> _Description of the task_: Exactly as written, quote every line that follows, skipping the images.
╭──
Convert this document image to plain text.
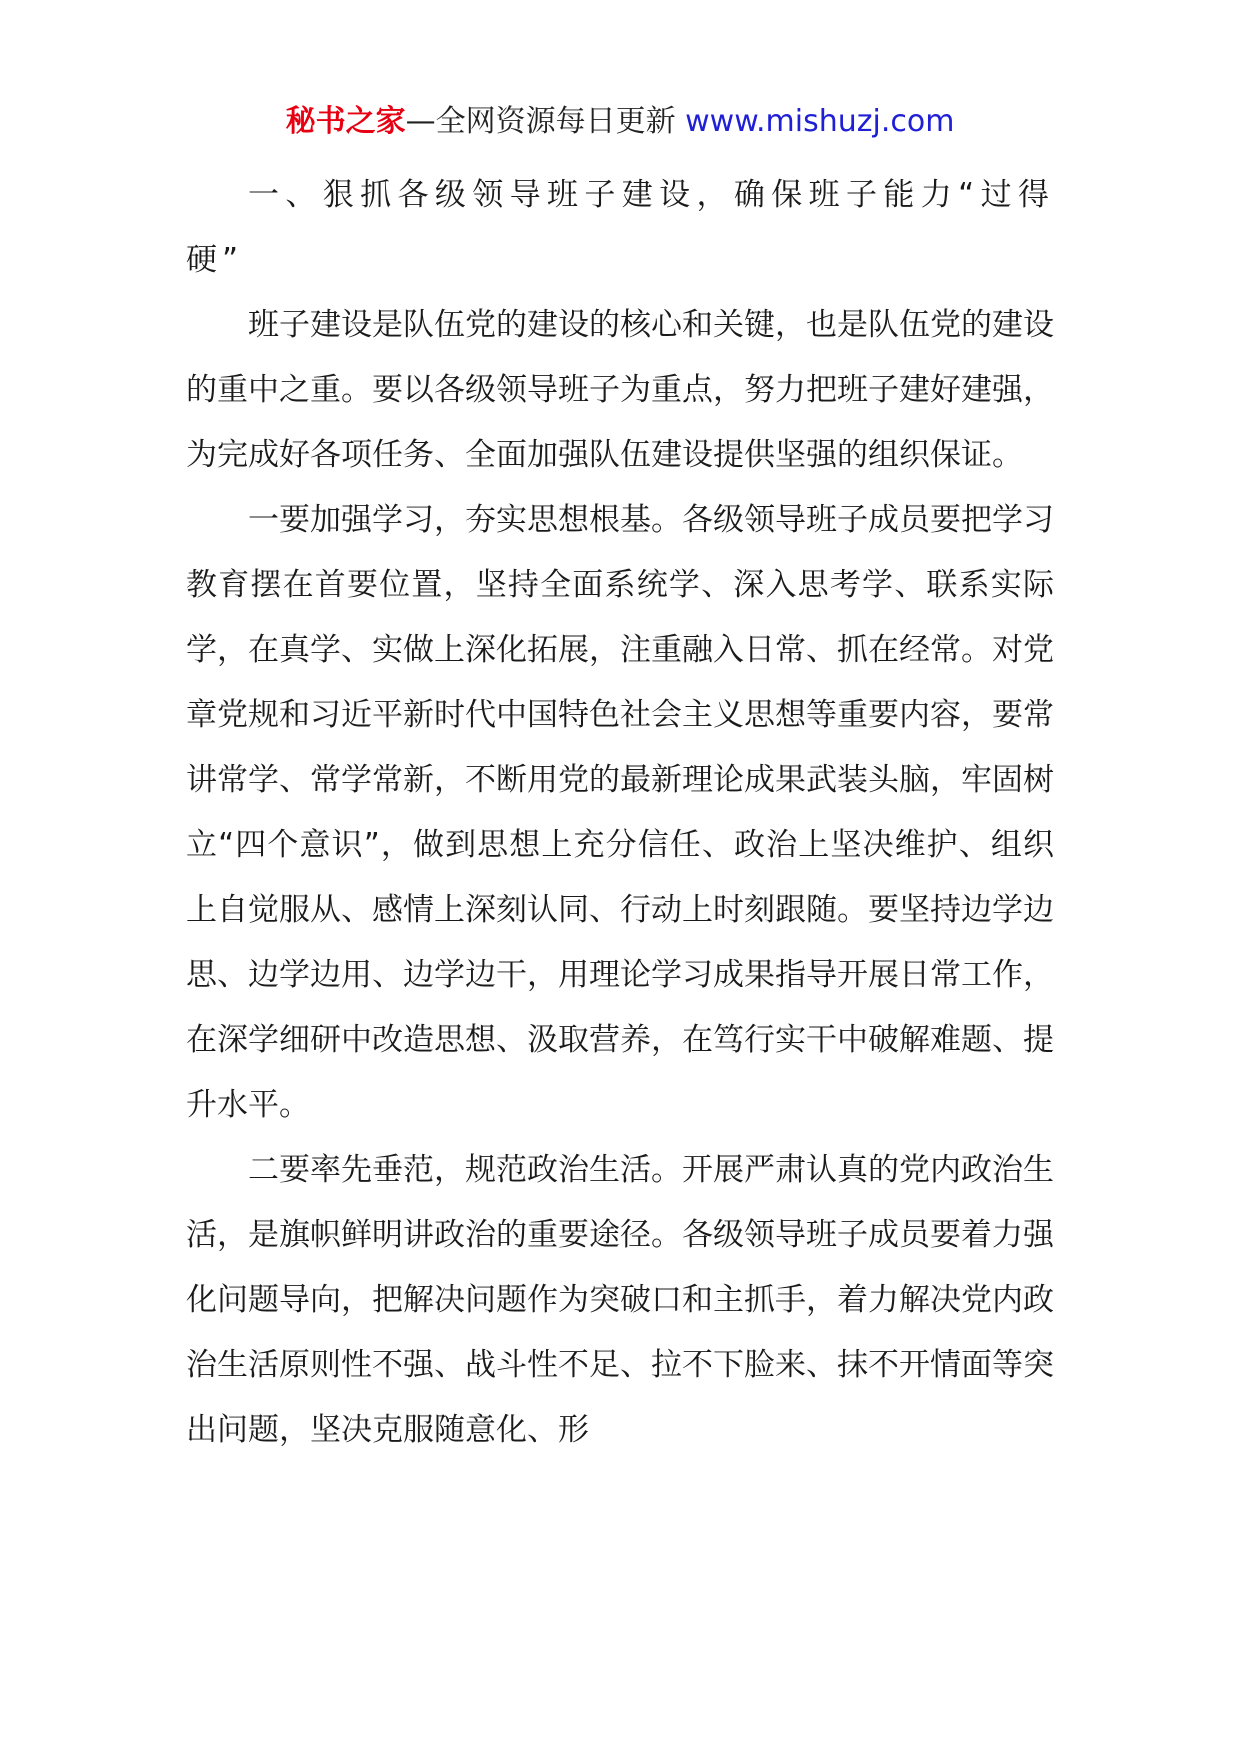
秘书之家—全网资源每日更新 www.mishuzj.com

一、狠抓各级领导班子建设，确保班子能力“过得硬”

班子建设是队伍党的建设的核心和关键，也是队伍党的建设的重中之重。要以各级领导班子为重点，努力把班子建好建强，为完成好各项任务、全面加强队伍建设提供坚强的组织保证。

一要加强学习，夯实思想根基。各级领导班子成员要把学习教育摆在首要位置，坚持全面系统学、深入思考学、联系实际学，在真学、实做上深化拓展，注重融入日常、抓在经常。对党章党规和习近平新时代中国特色社会主义思想等重要内容，要常讲常学、常学常新，不断用党的最新理论成果武装头脑，牢固树立“四个意识”，做到思想上充分信任、政治上坚决维护、组织上自觉服从、感情上深刻认同、行动上时刻跟随。要坚持边学边思、边学边用、边学边干，用理论学习成果指导开展日常工作，在深学细研中改造思想、汲取营养，在笃行实干中破解难题、提升水平。

二要率先垂范，规范政治生活。开展严肃认真的党内政治生活，是旗帜鲜明讲政治的重要途径。各级领导班子成员要着力强化问题导向，把解决问题作为突破口和主抓手，着力解决党内政治生活原则性不强、战斗性不足、拉不下脸来、抹不开情面等突出问题，坚决克服随意化、形
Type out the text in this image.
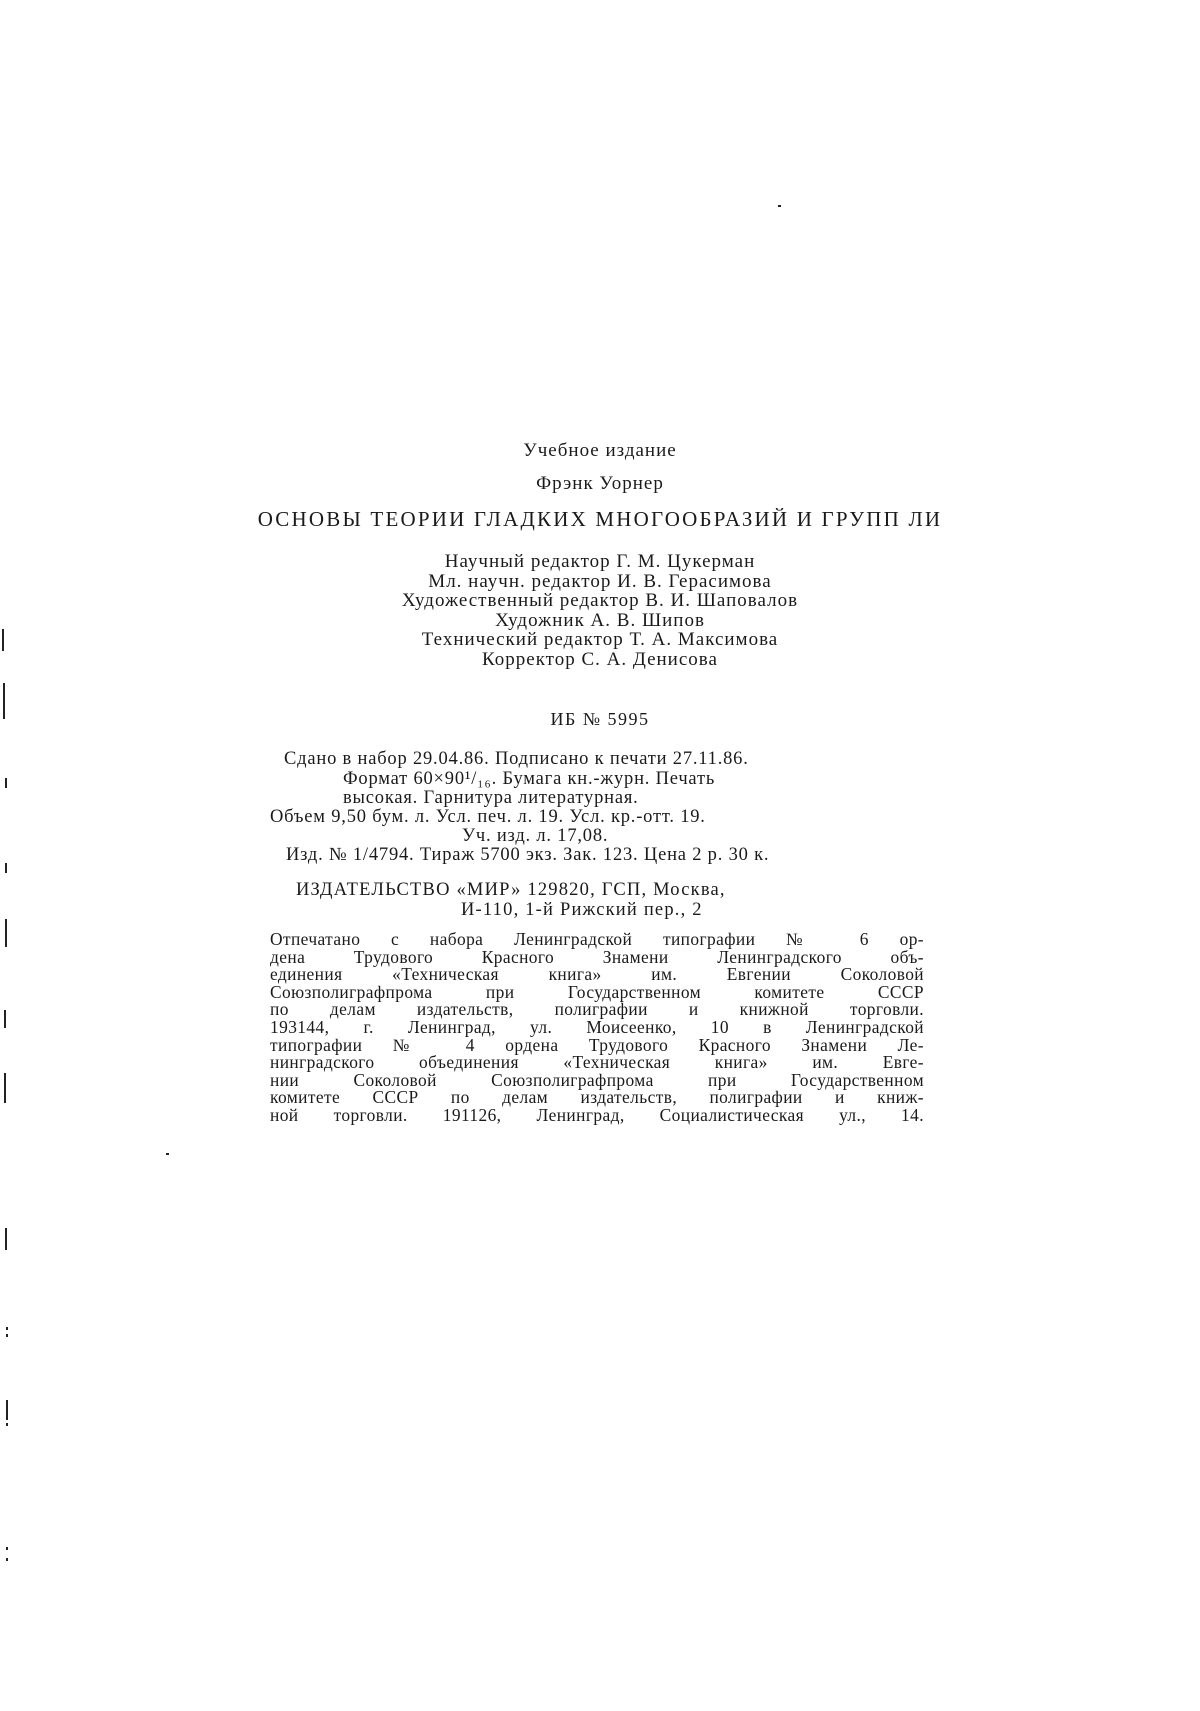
Учебное издание
Фрэнк Уорнер
ОСНОВЫ ТЕОРИИ ГЛАДКИХ МНОГООБРАЗИЙ И ГРУПП ЛИ
Научный редактор Г. М. Цукерман
Мл. научн. редактор И. В. Герасимова
Художественный редактор В. И. Шаповалов
Художник А. В. Шипов
Технический редактор Т. А. Максимова
Корректор С. А. Денисова
ИБ № 5995
Сдано в набор 29.04.86. Подписано к печати 27.11.86.
Формат 60×90¹/₁₆. Бумага кн.-журн. Печать
высокая. Гарнитура литературная.
Объем 9,50 бум. л. Усл. печ. л. 19. Усл. кр.-отт. 19.
Уч. изд. л. 17,08.
Изд. № 1/4794. Тираж 5700 экз. Зак. 123. Цена 2 р. 30 к.
ИЗДАТЕЛЬСТВО «МИР» 129820, ГСП, Москва,
И-110, 1-й Рижский пер., 2
Отпечатано с набора Ленинградской типографии № 6 ор-
дена Трудового Красного Знамени Ленинградского объ-
единения «Техническая книга» им. Евгении Соколовой
Союзполиграфпрома при Государственном комитете СССР
по делам издательств, полиграфии и книжной торговли.
193144, г. Ленинград, ул. Моисеенко, 10 в Ленинградской
типографии № 4 ордена Трудового Красного Знамени Ле-
нинградского объединения «Техническая книга» им. Евге-
нии Соколовой Союзполиграфпрома при Государственном
комитете СССР по делам издательств, полиграфии и книж-
ной торговли. 191126, Ленинград, Социалистическая ул., 14.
╰──
> _Solution below_:
Convert this document image to plain text.
秘书之家—全网资源每日更新 www.mishuzj.com

一、狠抓各级领导班子建设，确保班子能力“过得硬”

班子建设是队伍党的建设的核心和关键，也是队伍党的建设的重中之重。要以各级领导班子为重点，努力把班子建好建强，为完成好各项任务、全面加强队伍建设提供坚强的组织保证。

一要加强学习，夯实思想根基。各级领导班子成员要把学习教育摆在首要位置，坚持全面系统学、深入思考学、联系实际学，在真学、实做上深化拓展，注重融入日常、抓在经常。对党章党规和习近平新时代中国特色社会主义思想等重要内容，要常讲常学、常学常新，不断用党的最新理论成果武装头脑，牢固树立“四个意识”，做到思想上充分信任、政治上坚决维护、组织上自觉服从、感情上深刻认同、行动上时刻跟随。要坚持边学边思、边学边用、边学边干，用理论学习成果指导开展日常工作，在深学细研中改造思想、汲取营养，在笃行实干中破解难题、提升水平。

二要率先垂范，规范政治生活。开展严肃认真的党内政治生活，是旗帜鲜明讲政治的重要途径。各级领导班子成员要着力强化问题导向，把解决问题作为突破口和主抓手，着力解决党内政治生活原则性不强、战斗性不足、拉不下脸来、抹不开情面等突出问题，坚决克服随意化、形
Type out the text in this image.
Учебное издание
Фрэнк Уорнер
ОСНОВЫ ТЕОРИИ ГЛАДКИХ МНОГООБРАЗИЙ И ГРУПП ЛИ
Научный редактор Г. М. Цукерман
Мл. научн. редактор И. В. Герасимова
Художественный редактор В. И. Шаповалов
Художник А. В. Шипов
Технический редактор Т. А. Максимова
Корректор С. А. Денисова
ИБ № 5995
Сдано в набор 29.04.86. Подписано к печати 27.11.86.
Формат 60×90¹/₁₆. Бумага кн.-журн. Печать
высокая. Гарнитура литературная.
Объем 9,50 бум. л. Усл. печ. л. 19. Усл. кр.-отт. 19.
Уч. изд. л. 17,08.
Изд. № 1/4794. Тираж 5700 экз. Зак. 123. Цена 2 р. 30 к.
ИЗДАТЕЛЬСТВО «МИР» 129820, ГСП, Москва,
И-110, 1-й Рижский пер., 2
Отпечатано с набора Ленинградской типографии № 6 ор-
дена Трудового Красного Знамени Ленинградского объ-
единения «Техническая книга» им. Евгении Соколовой
Союзполиграфпрома при Государственном комитете СССР
по делам издательств, полиграфии и книжной торговли.
193144, г. Ленинград, ул. Моисеенко, 10 в Ленинградской
типографии № 4 ордена Трудового Красного Знамени Ле-
нинградского объединения «Техническая книга» им. Евге-
нии Соколовой Союзполиграфпрома при Государственном
комитете СССР по делам издательств, полиграфии и книж-
ной торговли. 191126, Ленинград, Социалистическая ул., 14.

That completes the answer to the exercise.